Only a number is wanted. Count the lines holding the string "this".

---------- DATA ROWS ----------

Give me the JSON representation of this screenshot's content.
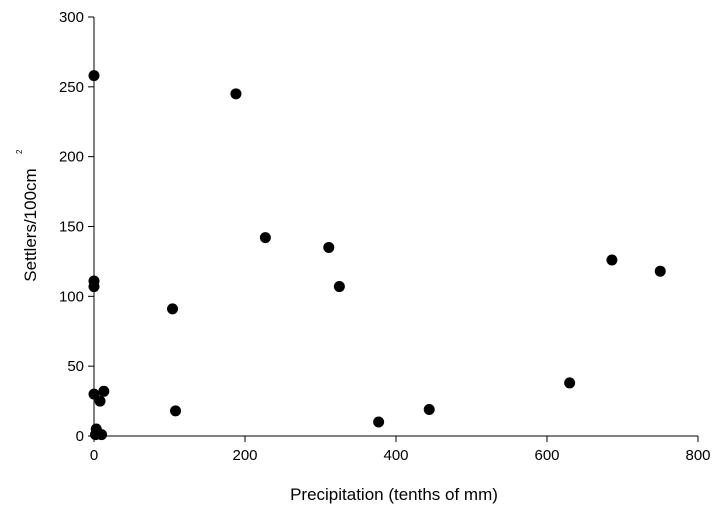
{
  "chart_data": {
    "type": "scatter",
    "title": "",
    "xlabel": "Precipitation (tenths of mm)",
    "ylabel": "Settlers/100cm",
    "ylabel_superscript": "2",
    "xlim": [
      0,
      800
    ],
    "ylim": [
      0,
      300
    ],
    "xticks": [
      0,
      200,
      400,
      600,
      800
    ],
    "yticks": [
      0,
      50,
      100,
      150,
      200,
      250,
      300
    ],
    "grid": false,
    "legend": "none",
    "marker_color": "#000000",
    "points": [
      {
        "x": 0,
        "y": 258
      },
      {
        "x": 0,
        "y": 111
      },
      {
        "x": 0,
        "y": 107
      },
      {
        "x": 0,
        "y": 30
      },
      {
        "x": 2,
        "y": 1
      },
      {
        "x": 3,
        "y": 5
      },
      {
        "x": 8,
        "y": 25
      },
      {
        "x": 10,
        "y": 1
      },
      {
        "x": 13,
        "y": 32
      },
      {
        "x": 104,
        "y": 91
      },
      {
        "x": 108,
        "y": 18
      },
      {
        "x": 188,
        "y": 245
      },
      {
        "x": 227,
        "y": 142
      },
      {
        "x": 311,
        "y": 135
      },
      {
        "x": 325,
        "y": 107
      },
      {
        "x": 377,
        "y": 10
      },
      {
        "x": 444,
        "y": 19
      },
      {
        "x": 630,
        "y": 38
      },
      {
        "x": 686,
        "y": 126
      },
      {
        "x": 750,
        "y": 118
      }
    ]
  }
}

----------
---------- DATA ROWS ----------

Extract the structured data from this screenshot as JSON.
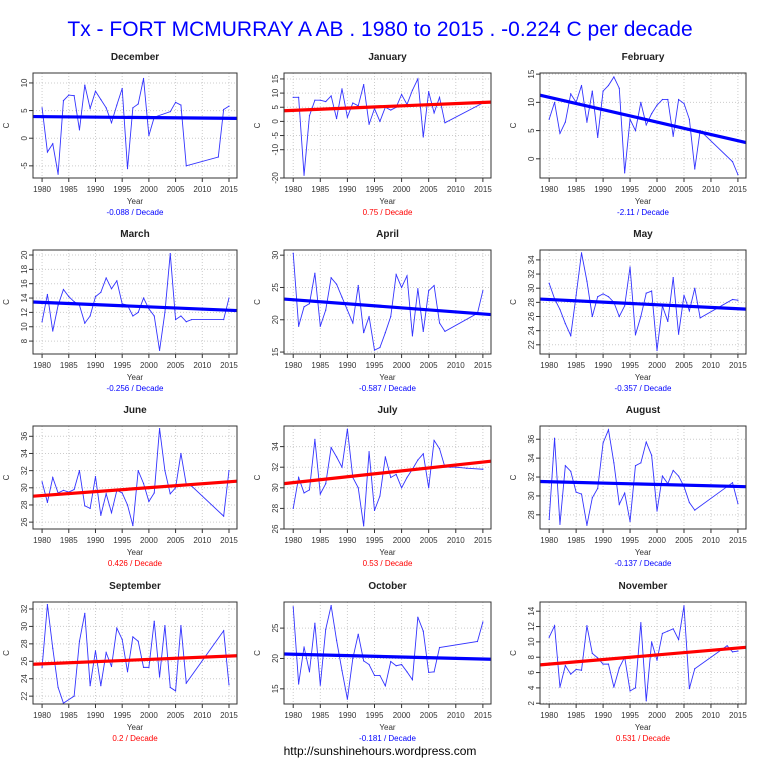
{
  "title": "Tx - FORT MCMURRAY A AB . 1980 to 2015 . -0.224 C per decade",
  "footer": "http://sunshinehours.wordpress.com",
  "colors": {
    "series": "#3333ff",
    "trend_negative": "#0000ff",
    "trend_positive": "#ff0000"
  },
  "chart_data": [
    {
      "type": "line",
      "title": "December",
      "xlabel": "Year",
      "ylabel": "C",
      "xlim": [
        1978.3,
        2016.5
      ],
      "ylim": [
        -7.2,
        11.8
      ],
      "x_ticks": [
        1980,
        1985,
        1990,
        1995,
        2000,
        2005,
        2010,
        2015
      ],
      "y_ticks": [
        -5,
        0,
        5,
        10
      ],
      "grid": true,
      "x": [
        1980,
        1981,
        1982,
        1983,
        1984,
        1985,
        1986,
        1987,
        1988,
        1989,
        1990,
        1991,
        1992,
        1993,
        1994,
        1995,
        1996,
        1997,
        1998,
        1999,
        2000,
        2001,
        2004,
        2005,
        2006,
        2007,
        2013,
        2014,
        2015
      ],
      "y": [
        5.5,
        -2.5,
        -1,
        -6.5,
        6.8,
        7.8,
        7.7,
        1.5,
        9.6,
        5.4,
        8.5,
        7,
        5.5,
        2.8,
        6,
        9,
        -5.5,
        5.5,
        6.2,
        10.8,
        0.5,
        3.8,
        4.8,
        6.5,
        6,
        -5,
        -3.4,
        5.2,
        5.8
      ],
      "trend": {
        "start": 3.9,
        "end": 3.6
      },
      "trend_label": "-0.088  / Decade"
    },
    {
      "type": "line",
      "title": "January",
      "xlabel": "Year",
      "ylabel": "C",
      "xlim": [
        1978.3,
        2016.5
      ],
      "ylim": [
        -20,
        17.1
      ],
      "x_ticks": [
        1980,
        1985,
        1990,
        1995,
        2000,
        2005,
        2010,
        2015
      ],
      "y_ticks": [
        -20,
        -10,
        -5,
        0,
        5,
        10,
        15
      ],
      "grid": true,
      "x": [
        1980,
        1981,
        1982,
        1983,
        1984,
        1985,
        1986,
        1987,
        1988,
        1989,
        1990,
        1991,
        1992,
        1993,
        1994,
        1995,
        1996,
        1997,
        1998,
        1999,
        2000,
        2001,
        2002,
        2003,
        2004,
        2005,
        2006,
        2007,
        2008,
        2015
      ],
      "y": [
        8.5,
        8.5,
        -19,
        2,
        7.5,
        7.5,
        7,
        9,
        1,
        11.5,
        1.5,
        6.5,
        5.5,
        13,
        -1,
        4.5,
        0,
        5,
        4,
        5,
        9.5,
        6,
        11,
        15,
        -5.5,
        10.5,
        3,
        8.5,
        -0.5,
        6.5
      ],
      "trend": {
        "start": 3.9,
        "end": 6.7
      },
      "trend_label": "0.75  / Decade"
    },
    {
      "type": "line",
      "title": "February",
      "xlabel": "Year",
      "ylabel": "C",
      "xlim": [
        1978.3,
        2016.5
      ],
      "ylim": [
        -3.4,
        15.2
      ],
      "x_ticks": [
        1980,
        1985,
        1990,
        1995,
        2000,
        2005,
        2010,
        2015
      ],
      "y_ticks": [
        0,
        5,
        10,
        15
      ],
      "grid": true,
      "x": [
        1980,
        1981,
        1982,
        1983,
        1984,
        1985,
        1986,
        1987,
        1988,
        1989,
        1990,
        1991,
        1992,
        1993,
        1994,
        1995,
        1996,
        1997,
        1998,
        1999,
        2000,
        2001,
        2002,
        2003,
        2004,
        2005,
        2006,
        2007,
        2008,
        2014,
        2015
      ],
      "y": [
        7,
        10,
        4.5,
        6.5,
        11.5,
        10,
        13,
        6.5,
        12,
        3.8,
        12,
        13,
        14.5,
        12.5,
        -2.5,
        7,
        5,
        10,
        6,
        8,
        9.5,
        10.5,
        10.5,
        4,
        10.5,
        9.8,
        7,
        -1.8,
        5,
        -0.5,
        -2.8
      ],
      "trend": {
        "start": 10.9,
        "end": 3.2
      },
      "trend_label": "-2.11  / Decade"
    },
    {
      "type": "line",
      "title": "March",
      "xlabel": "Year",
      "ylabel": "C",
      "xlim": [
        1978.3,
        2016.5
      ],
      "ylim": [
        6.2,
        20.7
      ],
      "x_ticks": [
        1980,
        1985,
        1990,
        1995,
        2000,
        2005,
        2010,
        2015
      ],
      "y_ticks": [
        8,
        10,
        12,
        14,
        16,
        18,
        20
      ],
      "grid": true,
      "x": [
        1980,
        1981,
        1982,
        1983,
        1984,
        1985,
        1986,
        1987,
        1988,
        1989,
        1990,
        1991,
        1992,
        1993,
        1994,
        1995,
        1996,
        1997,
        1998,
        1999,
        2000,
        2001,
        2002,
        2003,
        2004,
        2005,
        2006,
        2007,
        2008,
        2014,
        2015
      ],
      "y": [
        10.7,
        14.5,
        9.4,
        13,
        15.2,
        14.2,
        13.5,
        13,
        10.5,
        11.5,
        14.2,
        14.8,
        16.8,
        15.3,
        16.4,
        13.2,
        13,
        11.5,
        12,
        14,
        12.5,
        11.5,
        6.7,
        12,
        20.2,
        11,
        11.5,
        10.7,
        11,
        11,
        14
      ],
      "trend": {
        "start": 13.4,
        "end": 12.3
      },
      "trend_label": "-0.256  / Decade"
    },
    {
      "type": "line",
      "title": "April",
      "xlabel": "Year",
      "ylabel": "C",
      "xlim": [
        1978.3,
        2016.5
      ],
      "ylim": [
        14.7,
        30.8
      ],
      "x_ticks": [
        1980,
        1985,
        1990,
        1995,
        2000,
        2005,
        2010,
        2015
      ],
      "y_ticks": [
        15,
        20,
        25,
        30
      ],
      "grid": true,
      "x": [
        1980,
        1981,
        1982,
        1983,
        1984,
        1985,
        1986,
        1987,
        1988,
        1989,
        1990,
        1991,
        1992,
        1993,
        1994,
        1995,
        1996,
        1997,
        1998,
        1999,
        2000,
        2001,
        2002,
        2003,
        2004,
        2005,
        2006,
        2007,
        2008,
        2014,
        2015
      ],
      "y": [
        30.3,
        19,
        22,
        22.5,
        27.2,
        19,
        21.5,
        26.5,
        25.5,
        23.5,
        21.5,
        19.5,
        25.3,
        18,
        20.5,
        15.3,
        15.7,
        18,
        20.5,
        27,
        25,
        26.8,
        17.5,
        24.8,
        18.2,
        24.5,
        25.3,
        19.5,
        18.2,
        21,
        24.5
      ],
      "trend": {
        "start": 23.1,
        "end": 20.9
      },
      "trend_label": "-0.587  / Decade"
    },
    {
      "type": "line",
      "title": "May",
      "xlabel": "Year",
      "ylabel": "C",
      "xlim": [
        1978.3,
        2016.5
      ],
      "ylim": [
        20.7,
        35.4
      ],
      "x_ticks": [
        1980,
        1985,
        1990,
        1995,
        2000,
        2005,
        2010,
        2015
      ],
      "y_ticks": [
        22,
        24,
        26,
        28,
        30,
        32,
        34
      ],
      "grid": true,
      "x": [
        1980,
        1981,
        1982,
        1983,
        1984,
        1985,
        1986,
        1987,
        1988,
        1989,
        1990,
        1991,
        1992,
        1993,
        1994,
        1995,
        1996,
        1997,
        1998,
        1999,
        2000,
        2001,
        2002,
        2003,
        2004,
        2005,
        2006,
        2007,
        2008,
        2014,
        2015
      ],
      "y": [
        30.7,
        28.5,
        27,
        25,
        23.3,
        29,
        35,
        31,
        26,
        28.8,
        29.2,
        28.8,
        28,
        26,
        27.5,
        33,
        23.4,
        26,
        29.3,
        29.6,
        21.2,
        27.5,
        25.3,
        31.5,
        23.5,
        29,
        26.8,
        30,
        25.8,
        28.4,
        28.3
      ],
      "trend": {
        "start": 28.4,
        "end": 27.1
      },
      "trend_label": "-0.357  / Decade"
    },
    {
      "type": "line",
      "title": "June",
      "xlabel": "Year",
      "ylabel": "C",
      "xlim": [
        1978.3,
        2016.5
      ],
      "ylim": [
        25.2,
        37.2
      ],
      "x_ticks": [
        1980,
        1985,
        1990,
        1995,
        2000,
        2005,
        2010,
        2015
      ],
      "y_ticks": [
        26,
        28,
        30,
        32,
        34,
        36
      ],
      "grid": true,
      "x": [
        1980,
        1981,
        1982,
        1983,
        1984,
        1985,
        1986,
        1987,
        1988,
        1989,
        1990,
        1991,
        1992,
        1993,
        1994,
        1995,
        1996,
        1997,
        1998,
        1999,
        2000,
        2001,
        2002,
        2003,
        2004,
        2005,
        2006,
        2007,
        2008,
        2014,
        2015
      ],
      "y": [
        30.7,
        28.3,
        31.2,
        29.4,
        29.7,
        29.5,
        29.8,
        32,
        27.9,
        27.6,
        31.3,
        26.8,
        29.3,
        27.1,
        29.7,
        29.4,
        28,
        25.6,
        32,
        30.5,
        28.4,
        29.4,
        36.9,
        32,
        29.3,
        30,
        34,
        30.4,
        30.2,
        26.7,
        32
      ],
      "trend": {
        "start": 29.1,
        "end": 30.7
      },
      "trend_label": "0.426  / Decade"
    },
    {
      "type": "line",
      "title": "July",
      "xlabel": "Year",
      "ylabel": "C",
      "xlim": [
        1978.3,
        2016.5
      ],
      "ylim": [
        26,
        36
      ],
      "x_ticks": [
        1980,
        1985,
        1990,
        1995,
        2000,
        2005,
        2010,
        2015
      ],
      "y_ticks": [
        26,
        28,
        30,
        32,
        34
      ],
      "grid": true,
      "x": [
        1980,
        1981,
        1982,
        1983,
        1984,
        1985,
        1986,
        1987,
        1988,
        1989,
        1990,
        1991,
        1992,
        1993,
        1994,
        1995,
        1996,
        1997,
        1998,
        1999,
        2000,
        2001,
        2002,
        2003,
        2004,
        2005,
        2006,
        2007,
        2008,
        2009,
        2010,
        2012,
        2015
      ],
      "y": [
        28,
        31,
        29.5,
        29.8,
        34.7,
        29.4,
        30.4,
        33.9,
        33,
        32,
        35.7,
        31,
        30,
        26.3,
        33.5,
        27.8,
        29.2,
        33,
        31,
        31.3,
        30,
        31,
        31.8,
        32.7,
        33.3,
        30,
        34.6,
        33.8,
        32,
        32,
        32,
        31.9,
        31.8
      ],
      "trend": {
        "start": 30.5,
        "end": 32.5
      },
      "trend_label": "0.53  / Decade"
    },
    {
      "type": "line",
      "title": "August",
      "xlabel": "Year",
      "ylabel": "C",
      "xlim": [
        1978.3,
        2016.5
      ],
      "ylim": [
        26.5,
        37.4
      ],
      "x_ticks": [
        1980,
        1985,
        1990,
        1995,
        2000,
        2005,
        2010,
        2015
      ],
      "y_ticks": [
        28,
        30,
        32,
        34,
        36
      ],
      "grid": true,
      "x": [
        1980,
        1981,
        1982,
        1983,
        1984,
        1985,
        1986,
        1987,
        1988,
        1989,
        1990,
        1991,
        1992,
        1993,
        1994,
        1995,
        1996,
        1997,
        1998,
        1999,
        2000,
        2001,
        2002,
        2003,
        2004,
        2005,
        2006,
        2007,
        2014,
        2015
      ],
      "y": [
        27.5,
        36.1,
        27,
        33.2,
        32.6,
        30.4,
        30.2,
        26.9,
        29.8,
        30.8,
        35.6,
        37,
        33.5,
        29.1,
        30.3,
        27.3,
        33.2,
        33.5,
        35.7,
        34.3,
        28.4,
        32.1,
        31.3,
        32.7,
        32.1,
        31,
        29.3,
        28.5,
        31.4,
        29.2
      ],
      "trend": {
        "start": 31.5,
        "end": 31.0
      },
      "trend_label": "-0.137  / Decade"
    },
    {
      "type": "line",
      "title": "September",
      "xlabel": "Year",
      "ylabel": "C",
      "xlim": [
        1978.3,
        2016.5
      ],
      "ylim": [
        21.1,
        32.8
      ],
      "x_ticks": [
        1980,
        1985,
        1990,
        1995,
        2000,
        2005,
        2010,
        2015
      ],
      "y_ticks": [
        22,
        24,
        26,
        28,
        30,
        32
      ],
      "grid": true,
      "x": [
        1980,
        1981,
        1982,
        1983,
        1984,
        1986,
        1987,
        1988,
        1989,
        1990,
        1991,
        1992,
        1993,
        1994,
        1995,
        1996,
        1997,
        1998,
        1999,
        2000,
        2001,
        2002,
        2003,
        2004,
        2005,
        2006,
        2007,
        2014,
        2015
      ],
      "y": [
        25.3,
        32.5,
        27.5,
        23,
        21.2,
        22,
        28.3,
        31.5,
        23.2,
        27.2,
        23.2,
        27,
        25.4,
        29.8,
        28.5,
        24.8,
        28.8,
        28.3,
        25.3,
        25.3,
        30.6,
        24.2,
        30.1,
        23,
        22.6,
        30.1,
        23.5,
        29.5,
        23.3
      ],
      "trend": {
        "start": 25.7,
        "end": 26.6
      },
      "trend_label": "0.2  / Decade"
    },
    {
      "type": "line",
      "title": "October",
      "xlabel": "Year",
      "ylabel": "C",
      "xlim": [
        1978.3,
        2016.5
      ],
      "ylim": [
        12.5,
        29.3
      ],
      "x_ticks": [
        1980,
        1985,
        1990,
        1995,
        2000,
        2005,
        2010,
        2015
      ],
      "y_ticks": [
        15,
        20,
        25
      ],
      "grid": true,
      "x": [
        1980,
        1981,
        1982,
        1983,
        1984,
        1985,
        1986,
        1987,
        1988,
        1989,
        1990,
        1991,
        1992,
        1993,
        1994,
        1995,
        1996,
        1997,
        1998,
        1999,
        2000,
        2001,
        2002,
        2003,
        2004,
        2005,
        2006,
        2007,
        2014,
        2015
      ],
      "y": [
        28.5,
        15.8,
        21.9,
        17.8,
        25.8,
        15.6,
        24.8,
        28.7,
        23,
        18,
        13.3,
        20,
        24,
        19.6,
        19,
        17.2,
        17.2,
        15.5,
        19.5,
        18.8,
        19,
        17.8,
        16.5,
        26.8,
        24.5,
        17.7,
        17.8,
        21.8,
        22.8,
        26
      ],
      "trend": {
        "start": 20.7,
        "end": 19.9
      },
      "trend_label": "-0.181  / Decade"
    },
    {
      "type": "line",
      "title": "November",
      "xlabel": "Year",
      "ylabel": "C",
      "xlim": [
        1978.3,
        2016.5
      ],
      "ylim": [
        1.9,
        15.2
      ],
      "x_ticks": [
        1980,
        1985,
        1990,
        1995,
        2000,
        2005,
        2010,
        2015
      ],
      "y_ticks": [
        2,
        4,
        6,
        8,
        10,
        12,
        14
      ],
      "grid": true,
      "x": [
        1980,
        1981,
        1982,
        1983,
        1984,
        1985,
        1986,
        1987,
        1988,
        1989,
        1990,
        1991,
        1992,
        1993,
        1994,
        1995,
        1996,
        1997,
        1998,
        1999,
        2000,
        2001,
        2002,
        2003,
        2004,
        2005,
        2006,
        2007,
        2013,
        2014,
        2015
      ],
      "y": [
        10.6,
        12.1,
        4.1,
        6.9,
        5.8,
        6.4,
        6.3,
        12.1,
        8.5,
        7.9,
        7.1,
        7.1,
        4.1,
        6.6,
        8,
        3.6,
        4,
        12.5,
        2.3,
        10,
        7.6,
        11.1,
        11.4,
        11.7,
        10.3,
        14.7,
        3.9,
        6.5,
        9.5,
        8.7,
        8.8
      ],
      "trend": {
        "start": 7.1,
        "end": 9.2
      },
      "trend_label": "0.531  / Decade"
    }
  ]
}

----------

- [RESULT OF THE EXERCISE] 2